---------- Task inputs ----------

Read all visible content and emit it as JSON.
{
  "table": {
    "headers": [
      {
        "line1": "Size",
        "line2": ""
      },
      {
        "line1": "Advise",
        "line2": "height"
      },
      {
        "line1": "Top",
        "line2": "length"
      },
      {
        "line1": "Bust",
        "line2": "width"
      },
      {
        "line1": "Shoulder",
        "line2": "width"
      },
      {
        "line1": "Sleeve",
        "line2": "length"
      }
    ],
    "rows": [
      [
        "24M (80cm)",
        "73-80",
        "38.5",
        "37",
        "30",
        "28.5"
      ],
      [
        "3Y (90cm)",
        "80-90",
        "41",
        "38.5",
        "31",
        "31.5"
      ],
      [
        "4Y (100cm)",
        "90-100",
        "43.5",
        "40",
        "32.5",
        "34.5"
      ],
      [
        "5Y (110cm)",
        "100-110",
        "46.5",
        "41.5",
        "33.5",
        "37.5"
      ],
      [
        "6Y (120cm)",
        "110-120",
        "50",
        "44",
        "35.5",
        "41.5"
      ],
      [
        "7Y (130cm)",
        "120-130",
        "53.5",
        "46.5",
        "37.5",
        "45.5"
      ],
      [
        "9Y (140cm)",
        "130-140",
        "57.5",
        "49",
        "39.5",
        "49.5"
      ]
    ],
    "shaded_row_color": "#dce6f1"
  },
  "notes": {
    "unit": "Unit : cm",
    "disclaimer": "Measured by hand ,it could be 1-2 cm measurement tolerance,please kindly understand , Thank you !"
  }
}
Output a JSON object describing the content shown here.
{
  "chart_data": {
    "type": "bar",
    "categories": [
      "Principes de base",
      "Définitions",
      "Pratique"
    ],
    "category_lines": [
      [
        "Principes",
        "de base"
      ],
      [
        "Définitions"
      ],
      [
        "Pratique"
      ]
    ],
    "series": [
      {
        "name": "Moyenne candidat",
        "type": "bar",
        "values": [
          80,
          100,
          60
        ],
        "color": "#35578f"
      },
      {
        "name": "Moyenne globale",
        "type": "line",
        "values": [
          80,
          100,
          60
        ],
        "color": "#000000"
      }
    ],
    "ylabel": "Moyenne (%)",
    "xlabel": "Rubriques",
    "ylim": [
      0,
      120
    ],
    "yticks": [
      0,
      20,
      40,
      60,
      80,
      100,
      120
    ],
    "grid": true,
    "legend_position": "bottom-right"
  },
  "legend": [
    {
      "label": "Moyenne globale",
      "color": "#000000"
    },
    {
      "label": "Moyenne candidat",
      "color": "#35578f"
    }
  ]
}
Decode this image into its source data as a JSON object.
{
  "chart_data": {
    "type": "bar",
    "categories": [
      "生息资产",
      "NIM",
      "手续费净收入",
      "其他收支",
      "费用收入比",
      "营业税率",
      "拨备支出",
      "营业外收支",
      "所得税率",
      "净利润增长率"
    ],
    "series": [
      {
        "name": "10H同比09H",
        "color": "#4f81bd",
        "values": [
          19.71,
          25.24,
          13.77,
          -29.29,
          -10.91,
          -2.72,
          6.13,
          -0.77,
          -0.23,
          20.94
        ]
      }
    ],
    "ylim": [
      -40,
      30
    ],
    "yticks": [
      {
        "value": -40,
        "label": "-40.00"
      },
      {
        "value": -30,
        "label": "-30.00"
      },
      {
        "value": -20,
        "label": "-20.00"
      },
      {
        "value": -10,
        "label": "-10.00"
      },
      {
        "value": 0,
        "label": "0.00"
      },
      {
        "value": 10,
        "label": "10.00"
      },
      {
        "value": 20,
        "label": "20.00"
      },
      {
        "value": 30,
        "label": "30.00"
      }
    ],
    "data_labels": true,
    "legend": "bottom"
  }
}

----------

# Set task
Repeat the material above in full, exactly as it stands.

# Answer for the task
Read all visible content and emit it as JSON.
{
  "table": {
    "headers": [
      {
        "line1": "Size",
        "line2": ""
      },
      {
        "line1": "Advise",
        "line2": "height"
      },
      {
        "line1": "Top",
        "line2": "length"
      },
      {
        "line1": "Bust",
        "line2": "width"
      },
      {
        "line1": "Shoulder",
        "line2": "width"
      },
      {
        "line1": "Sleeve",
        "line2": "length"
      }
    ],
    "rows": [
      [
        "24M (80cm)",
        "73-80",
        "38.5",
        "37",
        "30",
        "28.5"
      ],
      [
        "3Y (90cm)",
        "80-90",
        "41",
        "38.5",
        "31",
        "31.5"
      ],
      [
        "4Y (100cm)",
        "90-100",
        "43.5",
        "40",
        "32.5",
        "34.5"
      ],
      [
        "5Y (110cm)",
        "100-110",
        "46.5",
        "41.5",
        "33.5",
        "37.5"
      ],
      [
        "6Y (120cm)",
        "110-120",
        "50",
        "44",
        "35.5",
        "41.5"
      ],
      [
        "7Y (130cm)",
        "120-130",
        "53.5",
        "46.5",
        "37.5",
        "45.5"
      ],
      [
        "9Y (140cm)",
        "130-140",
        "57.5",
        "49",
        "39.5",
        "49.5"
      ]
    ],
    "shaded_row_color": "#dce6f1"
  },
  "notes": {
    "unit": "Unit : cm",
    "disclaimer": "Measured by hand ,it could be 1-2 cm measurement tolerance,please kindly understand , Thank you !"
  }
}
Output a JSON object describing the content shown here.
{
  "chart_data": {
    "type": "bar",
    "categories": [
      "Principes de base",
      "Définitions",
      "Pratique"
    ],
    "category_lines": [
      [
        "Principes",
        "de base"
      ],
      [
        "Définitions"
      ],
      [
        "Pratique"
      ]
    ],
    "series": [
      {
        "name": "Moyenne candidat",
        "type": "bar",
        "values": [
          80,
          100,
          60
        ],
        "color": "#35578f"
      },
      {
        "name": "Moyenne globale",
        "type": "line",
        "values": [
          80,
          100,
          60
        ],
        "color": "#000000"
      }
    ],
    "ylabel": "Moyenne (%)",
    "xlabel": "Rubriques",
    "ylim": [
      0,
      120
    ],
    "yticks": [
      0,
      20,
      40,
      60,
      80,
      100,
      120
    ],
    "grid": true,
    "legend_position": "bottom-right"
  },
  "legend": [
    {
      "label": "Moyenne globale",
      "color": "#000000"
    },
    {
      "label": "Moyenne candidat",
      "color": "#35578f"
    }
  ]
}
Decode this image into its source data as a JSON object.
{
  "chart_data": {
    "type": "bar",
    "categories": [
      "生息资产",
      "NIM",
      "手续费净收入",
      "其他收支",
      "费用收入比",
      "营业税率",
      "拨备支出",
      "营业外收支",
      "所得税率",
      "净利润增长率"
    ],
    "series": [
      {
        "name": "10H同比09H",
        "color": "#4f81bd",
        "values": [
          19.71,
          25.24,
          13.77,
          -29.29,
          -10.91,
          -2.72,
          6.13,
          -0.77,
          -0.23,
          20.94
        ]
      }
    ],
    "ylim": [
      -40,
      30
    ],
    "yticks": [
      {
        "value": -40,
        "label": "-40.00"
      },
      {
        "value": -30,
        "label": "-30.00"
      },
      {
        "value": -20,
        "label": "-20.00"
      },
      {
        "value": -10,
        "label": "-10.00"
      },
      {
        "value": 0,
        "label": "0.00"
      },
      {
        "value": 10,
        "label": "10.00"
      },
      {
        "value": 20,
        "label": "20.00"
      },
      {
        "value": 30,
        "label": "30.00"
      }
    ],
    "data_labels": true,
    "legend": "bottom"
  }
}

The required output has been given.